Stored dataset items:
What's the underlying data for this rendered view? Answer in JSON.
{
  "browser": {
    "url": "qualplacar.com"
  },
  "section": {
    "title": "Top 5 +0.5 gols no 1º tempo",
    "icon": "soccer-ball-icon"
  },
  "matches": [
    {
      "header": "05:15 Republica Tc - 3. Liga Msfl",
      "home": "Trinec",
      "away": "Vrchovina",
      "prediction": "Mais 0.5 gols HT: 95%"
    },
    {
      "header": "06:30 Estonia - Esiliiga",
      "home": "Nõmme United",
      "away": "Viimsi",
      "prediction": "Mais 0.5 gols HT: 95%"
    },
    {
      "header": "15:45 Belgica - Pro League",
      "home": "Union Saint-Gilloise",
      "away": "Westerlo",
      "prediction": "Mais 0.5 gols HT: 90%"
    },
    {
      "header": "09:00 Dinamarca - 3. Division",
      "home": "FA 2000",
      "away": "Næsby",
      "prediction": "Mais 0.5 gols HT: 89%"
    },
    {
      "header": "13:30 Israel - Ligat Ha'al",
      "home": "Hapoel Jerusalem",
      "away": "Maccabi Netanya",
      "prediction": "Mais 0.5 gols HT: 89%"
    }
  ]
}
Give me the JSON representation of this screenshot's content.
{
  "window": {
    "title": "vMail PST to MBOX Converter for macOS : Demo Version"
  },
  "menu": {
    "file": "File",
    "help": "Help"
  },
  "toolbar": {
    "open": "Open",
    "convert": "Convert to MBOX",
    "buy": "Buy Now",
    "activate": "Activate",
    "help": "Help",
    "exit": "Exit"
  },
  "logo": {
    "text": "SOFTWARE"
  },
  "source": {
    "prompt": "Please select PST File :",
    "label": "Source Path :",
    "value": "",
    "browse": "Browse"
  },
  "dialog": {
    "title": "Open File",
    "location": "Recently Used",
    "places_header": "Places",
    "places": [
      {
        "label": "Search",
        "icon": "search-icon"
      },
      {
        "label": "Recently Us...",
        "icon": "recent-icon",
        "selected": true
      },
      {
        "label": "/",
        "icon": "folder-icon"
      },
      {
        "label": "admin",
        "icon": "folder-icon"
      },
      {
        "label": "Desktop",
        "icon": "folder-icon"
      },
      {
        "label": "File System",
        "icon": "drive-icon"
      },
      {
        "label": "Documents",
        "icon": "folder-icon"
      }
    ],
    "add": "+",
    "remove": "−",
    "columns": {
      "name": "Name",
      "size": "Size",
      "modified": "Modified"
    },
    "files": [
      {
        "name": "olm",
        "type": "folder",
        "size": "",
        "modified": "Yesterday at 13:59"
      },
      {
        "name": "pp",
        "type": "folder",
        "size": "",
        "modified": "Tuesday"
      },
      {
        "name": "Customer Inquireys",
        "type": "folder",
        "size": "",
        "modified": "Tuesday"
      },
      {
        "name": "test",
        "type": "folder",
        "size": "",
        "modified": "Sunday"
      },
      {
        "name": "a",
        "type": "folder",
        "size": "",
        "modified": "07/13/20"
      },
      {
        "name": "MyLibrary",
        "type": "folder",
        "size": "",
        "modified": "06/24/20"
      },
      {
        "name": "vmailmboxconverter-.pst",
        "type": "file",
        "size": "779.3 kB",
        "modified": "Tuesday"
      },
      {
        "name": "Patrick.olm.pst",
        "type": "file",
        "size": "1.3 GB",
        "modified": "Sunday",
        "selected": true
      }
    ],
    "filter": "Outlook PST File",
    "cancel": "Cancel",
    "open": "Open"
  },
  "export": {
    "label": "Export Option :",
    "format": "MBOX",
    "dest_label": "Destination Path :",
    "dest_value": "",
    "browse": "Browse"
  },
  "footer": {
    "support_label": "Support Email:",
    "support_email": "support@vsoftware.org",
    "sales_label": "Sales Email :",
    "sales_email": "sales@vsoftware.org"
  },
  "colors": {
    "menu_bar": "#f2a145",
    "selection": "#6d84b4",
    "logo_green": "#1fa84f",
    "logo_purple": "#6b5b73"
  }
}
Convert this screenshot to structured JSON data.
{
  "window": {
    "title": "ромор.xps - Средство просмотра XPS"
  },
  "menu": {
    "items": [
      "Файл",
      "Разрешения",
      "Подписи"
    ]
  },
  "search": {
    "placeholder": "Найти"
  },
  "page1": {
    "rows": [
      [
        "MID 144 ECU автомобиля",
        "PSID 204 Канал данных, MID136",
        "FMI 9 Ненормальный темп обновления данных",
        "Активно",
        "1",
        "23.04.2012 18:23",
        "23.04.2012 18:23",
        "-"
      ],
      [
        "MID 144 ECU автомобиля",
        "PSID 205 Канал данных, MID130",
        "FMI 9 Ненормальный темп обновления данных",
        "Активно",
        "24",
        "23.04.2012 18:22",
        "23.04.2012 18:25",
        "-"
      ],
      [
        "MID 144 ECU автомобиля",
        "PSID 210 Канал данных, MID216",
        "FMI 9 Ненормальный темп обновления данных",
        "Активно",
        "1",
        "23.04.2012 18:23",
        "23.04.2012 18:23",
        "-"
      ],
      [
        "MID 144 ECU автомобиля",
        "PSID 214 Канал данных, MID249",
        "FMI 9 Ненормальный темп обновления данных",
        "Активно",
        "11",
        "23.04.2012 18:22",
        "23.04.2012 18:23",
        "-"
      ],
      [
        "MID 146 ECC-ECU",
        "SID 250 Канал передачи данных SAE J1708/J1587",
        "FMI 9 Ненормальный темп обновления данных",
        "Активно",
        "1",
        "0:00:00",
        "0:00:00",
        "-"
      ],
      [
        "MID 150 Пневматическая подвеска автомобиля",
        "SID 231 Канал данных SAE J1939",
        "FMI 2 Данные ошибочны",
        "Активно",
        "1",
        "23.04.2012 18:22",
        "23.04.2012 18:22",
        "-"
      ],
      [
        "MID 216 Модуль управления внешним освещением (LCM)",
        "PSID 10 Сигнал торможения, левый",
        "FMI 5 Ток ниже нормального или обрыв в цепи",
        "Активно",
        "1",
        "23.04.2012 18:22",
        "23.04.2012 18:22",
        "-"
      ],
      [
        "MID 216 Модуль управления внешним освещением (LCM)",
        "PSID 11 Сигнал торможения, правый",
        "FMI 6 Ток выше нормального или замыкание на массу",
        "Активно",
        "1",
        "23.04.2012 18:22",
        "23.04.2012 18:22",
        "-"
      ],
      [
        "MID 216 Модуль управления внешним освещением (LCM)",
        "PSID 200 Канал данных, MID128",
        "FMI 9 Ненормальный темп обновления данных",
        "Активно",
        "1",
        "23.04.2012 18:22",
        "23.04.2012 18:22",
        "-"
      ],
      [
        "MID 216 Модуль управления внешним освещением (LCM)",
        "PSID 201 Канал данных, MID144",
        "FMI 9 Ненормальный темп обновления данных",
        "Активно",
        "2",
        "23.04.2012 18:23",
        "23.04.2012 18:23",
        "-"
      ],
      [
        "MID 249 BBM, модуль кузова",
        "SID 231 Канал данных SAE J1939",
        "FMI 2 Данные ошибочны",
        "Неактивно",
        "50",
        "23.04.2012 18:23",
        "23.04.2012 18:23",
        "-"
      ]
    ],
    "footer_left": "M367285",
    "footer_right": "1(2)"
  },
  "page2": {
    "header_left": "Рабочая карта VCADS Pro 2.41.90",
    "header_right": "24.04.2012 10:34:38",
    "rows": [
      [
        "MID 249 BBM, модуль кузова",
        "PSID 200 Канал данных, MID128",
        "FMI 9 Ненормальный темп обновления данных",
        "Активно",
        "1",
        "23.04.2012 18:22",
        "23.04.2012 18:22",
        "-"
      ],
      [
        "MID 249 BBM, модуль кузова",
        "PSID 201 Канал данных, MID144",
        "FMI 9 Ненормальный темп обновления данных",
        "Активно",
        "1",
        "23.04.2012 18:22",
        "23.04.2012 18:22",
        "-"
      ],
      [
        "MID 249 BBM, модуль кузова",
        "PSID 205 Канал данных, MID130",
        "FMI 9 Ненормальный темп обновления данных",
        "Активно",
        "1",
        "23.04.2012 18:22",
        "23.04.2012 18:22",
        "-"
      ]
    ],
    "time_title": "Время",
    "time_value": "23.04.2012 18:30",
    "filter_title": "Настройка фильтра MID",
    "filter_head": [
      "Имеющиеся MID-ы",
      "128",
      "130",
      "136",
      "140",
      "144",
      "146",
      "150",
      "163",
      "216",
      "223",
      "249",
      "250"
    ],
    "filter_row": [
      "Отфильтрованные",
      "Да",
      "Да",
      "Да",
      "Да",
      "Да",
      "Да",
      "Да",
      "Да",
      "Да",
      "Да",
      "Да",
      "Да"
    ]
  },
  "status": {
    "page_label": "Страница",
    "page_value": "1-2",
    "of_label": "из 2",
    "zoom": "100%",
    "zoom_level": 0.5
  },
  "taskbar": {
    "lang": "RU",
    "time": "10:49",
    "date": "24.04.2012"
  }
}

■ TASK DIRECTIONS: Gather each line in the entries above where the string "vsoftware" is found.

■ WRITTEN SOLUTION:
    "support_email": "support@vsoftware.org",
    "sales_email": "sales@vsoftware.org"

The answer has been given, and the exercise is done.